## Text for analysis
* * *

Excellent reporting. What is the biggest issue you’ve seen in the compilation of the data? In your, opinion do you think there’s a good chance of the US falling backward for the next six months? I’m curious that most people reading the data (that is available) begin by saying mortality rates are down, and somehow better, but what about the potential long-term health issues that we are starting to see? What do you surmise? It’s okay to say, I am not sure because I don’t think anyone has a grasp (or there’s an appearance of) a good idea, maybe. Is it still to soon to know? Thanks in advance, I appreciate your insight.
Kent – Great to hear from you, and hope you are keeping well through these trying times. On the data, the problems are immense, and the most serious is that there is not a uniform standard applied to cause of death, and date of reporting of the death. Not only does it vary, but it varies by county. And there are a LOT of counties. So the numbers vary by very significant amounts from time to time and from reporting standards to reporting standard. On the mortality rates, I am very comfortable with the rates I reported from published (but as yet not peer reviewed) material. It varies greatly by age, from sub-.1% in children, to sub-1% in adults under 44 and all the way up to 7.5% in the over 74. These numbers have really remained pretty consistent over time and across continents. What we have had poor insight to is the number of asymptomatic vs symptomatic that has been tested over time. Johns Hopkins is tracking that now, but we can’t compare it to the results we were getting at the height of the deaths in mid-April, so its limited in its usefulness as a data point. It will prove more useful as we get into the last quarter of the year. And yes, we are definitely falling backward…or, should I say, we are not progressing at the rate we should be progressing. So the jury is still out whether this huge growth in detected infections is going to result in a rapid growth in mortality: I think it will result in a rise, but not as great as the rate of infections. Our country is just not geared for a centralized, controlled response to the threat: we are not a centralized state, like Japan or Germany with a compliant, uniform population! We are in for a long, and very trying haul, and must wait for (1) effective treatment (which I think is still at least 3-6 months away), and (2) vaccines, which may be 6-18 months away. I say this based upon the research guys I talk to here in the Triangle, who are quite close to the action. Finally, on the potential of long term medical issues: I am not qualified to say, my expertise is limited to the data. However, the clinicians and epidemiologists I have asked about this seem to all think these are relatively rare occurrences that – given the very large number of cases where recovery has been complete – are more likely related to a limited number of people having particular vulnerabilities to the virus. But I dont think all is yet knowable, and that’s my non-professional opinion!

* * *

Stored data
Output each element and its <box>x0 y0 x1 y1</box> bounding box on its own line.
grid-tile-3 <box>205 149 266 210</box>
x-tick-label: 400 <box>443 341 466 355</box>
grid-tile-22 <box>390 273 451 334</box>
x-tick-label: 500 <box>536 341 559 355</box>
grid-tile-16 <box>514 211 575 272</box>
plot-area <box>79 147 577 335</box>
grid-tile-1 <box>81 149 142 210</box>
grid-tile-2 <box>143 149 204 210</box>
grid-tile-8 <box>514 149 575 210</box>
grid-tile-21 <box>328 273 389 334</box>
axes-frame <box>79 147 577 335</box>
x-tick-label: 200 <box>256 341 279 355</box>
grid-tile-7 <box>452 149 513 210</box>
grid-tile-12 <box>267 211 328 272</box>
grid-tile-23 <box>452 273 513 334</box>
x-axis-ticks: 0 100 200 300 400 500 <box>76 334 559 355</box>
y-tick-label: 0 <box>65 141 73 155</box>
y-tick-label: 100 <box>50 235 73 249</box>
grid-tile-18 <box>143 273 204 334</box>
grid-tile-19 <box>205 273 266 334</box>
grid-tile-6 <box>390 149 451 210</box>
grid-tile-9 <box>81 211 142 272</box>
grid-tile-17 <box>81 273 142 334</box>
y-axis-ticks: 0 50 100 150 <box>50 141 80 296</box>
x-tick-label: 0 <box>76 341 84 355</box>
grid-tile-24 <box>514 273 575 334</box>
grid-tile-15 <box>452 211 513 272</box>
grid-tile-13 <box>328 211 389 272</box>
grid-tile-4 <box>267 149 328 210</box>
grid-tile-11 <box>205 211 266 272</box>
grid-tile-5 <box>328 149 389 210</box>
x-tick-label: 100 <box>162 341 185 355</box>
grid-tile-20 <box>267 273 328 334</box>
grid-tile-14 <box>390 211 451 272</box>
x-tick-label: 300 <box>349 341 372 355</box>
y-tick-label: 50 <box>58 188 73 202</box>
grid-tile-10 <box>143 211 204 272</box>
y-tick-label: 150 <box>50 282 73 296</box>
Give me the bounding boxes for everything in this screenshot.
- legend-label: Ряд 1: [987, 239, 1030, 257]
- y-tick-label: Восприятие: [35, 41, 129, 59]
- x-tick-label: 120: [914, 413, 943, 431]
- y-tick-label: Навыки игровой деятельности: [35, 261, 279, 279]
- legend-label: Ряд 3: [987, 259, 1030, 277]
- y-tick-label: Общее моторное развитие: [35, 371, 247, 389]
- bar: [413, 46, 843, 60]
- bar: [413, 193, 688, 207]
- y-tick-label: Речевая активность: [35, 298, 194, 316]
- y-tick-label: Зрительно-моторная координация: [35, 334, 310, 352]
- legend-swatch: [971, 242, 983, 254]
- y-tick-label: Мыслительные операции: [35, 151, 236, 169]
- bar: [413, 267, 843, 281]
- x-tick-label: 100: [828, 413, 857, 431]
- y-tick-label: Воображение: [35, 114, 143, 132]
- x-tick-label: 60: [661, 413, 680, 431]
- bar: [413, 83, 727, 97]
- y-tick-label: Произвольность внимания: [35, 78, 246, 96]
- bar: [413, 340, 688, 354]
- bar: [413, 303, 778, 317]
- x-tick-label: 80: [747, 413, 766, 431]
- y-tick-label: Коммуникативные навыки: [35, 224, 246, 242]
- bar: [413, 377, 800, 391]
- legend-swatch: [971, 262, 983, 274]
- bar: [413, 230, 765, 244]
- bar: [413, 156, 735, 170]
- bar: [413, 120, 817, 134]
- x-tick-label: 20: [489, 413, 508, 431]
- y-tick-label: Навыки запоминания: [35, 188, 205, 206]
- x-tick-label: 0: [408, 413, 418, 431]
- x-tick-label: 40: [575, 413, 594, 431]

* * *

## Your assignment
List every age group for which the reply in the exchange about pandemic data gives a mortality rate, along with the rate stated for it.

## Solution below
- Children: sub-.1%
- Adults under 44: sub-1%
- Over 74: 7.5%